▶ Exercise details: Go through the records and extract every line with the word "Presión".

##### Dataset extract

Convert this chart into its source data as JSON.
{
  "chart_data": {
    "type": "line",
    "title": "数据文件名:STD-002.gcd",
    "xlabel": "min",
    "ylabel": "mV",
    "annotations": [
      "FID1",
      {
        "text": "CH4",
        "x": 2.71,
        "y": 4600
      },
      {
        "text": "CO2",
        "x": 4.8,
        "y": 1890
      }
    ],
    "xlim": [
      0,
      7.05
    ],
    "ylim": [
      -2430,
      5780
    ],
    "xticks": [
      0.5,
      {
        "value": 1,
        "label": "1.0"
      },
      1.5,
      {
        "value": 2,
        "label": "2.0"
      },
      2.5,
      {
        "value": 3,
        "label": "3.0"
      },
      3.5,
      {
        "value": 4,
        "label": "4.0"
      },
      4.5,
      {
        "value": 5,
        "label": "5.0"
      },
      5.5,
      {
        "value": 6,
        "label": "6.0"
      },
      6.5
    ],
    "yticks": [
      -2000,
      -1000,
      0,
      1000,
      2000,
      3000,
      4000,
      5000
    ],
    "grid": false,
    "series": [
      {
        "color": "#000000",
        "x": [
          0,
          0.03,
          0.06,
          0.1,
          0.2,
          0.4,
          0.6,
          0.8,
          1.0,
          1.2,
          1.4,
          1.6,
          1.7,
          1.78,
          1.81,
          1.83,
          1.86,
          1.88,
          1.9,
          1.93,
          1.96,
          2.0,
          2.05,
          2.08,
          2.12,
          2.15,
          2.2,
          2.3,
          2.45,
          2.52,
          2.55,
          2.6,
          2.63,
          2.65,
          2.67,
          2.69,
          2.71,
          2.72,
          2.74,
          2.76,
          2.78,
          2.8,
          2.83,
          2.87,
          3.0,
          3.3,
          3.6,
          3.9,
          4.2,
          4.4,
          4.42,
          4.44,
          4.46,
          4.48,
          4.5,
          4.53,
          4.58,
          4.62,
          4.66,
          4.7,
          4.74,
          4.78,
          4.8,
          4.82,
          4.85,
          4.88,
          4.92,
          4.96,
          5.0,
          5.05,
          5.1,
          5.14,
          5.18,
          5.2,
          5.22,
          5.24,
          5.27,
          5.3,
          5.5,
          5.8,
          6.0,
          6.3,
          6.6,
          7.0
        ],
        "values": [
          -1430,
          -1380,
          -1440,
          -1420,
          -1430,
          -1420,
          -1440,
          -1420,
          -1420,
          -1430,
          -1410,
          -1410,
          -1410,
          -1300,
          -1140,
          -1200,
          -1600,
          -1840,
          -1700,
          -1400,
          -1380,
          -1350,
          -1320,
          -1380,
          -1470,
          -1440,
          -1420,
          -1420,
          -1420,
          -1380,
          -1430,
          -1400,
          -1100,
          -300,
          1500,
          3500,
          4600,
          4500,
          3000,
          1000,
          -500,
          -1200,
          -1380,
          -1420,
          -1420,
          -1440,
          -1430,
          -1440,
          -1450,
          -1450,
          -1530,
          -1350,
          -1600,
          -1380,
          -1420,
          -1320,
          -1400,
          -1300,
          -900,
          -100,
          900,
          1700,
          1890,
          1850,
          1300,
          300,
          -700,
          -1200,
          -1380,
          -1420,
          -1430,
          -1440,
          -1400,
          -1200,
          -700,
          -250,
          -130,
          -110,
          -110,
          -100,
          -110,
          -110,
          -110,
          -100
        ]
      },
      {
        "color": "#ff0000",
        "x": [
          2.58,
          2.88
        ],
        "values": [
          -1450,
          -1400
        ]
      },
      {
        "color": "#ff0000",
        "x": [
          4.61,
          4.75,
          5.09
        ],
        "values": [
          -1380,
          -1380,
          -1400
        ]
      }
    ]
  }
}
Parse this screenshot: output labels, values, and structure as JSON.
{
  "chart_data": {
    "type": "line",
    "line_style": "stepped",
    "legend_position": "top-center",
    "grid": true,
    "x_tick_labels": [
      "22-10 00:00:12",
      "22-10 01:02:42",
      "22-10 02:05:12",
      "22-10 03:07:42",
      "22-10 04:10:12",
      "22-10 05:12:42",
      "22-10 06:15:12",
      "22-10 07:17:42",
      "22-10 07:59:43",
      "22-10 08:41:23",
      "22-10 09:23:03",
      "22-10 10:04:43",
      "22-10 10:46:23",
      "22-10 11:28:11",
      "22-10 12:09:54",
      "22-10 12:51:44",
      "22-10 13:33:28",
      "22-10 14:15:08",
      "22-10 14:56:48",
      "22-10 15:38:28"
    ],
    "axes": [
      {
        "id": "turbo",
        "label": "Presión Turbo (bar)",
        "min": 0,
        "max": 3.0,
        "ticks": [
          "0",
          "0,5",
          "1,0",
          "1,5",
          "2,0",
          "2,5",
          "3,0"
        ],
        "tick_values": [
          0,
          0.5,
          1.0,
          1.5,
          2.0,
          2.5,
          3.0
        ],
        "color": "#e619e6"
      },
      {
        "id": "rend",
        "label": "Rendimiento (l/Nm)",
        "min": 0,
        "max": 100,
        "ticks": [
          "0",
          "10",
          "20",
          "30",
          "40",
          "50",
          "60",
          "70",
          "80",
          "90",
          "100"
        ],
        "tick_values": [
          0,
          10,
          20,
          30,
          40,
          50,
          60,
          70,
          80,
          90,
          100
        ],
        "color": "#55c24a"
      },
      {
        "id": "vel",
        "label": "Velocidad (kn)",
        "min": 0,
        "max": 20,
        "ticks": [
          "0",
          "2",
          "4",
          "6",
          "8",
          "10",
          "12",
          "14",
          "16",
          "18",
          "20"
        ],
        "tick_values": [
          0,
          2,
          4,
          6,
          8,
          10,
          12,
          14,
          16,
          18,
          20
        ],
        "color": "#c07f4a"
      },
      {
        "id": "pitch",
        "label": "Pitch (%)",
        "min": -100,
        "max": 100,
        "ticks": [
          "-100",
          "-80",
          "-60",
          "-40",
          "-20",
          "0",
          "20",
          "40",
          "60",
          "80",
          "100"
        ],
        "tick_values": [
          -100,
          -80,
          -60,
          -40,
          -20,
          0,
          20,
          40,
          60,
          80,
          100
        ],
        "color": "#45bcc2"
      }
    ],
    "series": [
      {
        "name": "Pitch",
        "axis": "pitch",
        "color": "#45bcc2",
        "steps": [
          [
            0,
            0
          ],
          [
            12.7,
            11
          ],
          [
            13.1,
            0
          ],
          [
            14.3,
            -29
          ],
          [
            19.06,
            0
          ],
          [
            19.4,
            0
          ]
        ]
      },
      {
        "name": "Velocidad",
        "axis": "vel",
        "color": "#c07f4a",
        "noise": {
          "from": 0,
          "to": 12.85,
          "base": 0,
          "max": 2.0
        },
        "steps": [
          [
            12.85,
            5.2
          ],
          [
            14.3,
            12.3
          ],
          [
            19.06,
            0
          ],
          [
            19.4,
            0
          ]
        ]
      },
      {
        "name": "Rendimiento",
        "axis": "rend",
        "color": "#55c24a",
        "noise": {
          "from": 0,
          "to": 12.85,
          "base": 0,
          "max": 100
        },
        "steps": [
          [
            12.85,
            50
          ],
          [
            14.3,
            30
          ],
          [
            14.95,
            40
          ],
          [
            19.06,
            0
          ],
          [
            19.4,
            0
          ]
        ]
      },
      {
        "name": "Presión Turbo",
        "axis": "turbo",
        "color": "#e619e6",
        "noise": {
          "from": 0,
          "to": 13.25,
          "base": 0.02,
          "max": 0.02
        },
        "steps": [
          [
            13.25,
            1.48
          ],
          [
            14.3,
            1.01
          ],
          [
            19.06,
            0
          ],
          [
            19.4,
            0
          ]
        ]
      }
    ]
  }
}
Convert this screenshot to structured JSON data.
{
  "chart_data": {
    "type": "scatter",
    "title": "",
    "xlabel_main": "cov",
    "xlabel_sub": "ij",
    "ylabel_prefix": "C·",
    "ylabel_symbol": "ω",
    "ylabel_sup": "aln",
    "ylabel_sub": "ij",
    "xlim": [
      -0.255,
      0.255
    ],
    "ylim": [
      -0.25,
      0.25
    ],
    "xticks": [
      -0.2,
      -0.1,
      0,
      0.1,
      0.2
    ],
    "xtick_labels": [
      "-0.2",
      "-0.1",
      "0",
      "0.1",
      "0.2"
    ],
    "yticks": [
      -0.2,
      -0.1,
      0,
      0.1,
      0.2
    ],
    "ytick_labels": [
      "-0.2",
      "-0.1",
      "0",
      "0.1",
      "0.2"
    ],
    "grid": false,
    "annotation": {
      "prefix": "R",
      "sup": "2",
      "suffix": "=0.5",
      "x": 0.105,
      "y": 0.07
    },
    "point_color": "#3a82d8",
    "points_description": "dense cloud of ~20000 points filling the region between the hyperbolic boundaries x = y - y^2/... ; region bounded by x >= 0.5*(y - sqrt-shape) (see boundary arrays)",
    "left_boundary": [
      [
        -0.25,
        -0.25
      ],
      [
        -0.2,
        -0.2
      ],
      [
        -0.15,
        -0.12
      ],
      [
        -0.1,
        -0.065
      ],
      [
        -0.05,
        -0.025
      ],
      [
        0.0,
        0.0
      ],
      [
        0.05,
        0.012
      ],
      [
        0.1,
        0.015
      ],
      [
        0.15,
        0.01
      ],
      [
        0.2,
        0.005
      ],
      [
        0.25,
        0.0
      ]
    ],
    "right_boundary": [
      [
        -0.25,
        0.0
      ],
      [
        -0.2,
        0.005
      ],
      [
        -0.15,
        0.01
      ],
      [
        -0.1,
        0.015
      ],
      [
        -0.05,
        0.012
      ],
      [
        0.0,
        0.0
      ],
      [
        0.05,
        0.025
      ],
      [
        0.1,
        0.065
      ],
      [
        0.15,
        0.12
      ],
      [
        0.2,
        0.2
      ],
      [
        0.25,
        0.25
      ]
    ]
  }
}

##########

▶ Task response:
        "label": "Presión Turbo (bar)",
        "name": "Presión Turbo",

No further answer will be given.